WHAT YOU SHOULD DO
Select from the data all lines with the word "this".

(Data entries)
++++++++++++++++++++

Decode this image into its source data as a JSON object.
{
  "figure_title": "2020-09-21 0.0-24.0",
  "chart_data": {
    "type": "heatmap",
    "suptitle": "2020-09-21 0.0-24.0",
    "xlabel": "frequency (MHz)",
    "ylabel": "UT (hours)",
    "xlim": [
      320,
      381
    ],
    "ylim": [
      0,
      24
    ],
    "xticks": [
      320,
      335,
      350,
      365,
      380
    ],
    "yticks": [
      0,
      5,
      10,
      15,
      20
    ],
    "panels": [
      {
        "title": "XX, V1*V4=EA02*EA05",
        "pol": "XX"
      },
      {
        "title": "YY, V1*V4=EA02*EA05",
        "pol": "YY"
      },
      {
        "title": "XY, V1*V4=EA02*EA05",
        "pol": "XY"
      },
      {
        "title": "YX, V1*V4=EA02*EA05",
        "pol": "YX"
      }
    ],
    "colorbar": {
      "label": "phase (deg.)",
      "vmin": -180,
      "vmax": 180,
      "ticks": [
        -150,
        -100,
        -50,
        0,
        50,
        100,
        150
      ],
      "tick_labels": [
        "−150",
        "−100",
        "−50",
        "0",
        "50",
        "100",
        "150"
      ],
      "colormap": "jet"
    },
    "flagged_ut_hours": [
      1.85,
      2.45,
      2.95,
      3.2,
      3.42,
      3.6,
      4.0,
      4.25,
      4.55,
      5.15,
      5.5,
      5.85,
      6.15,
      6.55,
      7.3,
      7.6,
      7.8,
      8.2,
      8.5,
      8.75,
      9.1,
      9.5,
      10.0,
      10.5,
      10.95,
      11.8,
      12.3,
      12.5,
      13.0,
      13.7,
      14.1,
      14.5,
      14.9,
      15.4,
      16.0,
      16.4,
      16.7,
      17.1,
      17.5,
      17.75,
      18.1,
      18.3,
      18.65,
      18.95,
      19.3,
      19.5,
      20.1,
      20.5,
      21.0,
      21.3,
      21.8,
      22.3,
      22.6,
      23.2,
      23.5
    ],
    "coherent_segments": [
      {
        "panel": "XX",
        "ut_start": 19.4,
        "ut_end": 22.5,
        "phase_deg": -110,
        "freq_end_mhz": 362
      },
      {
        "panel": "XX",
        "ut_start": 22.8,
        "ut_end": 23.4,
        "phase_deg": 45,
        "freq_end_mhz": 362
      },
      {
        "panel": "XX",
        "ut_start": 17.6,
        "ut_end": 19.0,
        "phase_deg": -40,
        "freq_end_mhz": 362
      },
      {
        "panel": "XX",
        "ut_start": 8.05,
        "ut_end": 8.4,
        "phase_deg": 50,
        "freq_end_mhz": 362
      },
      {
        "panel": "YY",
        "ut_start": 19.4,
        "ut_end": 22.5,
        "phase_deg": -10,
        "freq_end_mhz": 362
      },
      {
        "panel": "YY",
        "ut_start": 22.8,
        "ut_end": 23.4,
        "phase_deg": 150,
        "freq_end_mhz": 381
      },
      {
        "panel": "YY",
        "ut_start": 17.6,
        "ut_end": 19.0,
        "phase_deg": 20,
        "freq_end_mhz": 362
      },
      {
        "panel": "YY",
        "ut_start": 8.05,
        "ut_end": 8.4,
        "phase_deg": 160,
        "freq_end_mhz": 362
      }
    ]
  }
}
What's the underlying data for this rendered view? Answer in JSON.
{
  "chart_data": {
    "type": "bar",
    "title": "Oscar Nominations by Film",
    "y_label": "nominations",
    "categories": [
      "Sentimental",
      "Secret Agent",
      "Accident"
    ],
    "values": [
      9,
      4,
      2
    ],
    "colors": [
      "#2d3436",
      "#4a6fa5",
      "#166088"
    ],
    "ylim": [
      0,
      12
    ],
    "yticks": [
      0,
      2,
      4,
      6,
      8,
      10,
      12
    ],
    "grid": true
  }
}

++++++++++++++++++++

RIGHT ANSWER
Decode this image into its source data as a JSON object.
What's the underlying data for this rendered view? Answer in JSON.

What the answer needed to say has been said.